### What the task asks
Repeat each record word for word. Leave nothing out.

### Information given
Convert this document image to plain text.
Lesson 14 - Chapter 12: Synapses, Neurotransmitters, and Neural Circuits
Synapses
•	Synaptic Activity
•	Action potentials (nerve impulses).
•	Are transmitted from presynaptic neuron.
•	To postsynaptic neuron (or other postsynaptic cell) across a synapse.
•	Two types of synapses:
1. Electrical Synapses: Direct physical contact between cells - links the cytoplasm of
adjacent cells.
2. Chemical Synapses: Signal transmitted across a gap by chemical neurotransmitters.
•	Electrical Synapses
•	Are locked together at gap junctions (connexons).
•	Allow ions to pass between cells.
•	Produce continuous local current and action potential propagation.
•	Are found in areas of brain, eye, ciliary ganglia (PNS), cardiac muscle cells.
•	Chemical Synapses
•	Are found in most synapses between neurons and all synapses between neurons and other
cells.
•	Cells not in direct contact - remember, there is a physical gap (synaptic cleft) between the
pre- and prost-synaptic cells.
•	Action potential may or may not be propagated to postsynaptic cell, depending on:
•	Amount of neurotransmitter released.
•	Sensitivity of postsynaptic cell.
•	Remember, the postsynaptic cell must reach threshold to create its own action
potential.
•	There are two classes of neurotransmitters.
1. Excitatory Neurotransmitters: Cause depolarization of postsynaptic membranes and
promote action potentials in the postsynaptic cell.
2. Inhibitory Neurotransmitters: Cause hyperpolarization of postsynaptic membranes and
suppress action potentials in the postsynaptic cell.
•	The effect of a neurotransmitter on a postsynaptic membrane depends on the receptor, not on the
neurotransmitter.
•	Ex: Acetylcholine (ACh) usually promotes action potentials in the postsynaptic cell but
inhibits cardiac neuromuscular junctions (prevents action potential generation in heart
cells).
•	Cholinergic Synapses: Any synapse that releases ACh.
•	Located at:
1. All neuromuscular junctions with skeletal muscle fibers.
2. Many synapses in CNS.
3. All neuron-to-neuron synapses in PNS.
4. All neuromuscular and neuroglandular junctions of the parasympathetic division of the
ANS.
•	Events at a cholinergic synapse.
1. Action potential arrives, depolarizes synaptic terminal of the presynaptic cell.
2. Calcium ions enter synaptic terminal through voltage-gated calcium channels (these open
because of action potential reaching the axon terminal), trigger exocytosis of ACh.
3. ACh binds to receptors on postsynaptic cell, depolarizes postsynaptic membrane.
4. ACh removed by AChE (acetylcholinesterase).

### Task response
Convert this document image to plain text.
Lesson 14 - Chapter 12: Synapses, Neurotransmitters, and Neural Circuits
Synapses
•	Synaptic Activity
•	Action potentials (nerve impulses).
•	Are transmitted from presynaptic neuron.
•	To postsynaptic neuron (or other postsynaptic cell) across a synapse.
•	Two types of synapses:
1. Electrical Synapses: Direct physical contact between cells - links the cytoplasm of
adjacent cells.
2. Chemical Synapses: Signal transmitted across a gap by chemical neurotransmitters.
•	Electrical Synapses
•	Are locked together at gap junctions (connexons).
•	Allow ions to pass between cells.
•	Produce continuous local current and action potential propagation.
•	Are found in areas of brain, eye, ciliary ganglia (PNS), cardiac muscle cells.
•	Chemical Synapses
•	Are found in most synapses between neurons and all synapses between neurons and other
cells.
•	Cells not in direct contact - remember, there is a physical gap (synaptic cleft) between the
pre- and prost-synaptic cells.
•	Action potential may or may not be propagated to postsynaptic cell, depending on:
•	Amount of neurotransmitter released.
•	Sensitivity of postsynaptic cell.
•	Remember, the postsynaptic cell must reach threshold to create its own action
potential.
•	There are two classes of neurotransmitters.
1. Excitatory Neurotransmitters: Cause depolarization of postsynaptic membranes and
promote action potentials in the postsynaptic cell.
2. Inhibitory Neurotransmitters: Cause hyperpolarization of postsynaptic membranes and
suppress action potentials in the postsynaptic cell.
•	The effect of a neurotransmitter on a postsynaptic membrane depends on the receptor, not on the
neurotransmitter.
•	Ex: Acetylcholine (ACh) usually promotes action potentials in the postsynaptic cell but
inhibits cardiac neuromuscular junctions (prevents action potential generation in heart
cells).
•	Cholinergic Synapses: Any synapse that releases ACh.
•	Located at:
1. All neuromuscular junctions with skeletal muscle fibers.
2. Many synapses in CNS.
3. All neuron-to-neuron synapses in PNS.
4. All neuromuscular and neuroglandular junctions of the parasympathetic division of the
ANS.
•	Events at a cholinergic synapse.
1. Action potential arrives, depolarizes synaptic terminal of the presynaptic cell.
2. Calcium ions enter synaptic terminal through voltage-gated calcium channels (these open
because of action potential reaching the axon terminal), trigger exocytosis of ACh.
3. ACh binds to receptors on postsynaptic cell, depolarizes postsynaptic membrane.
4. ACh removed by AChE (acetylcholinesterase).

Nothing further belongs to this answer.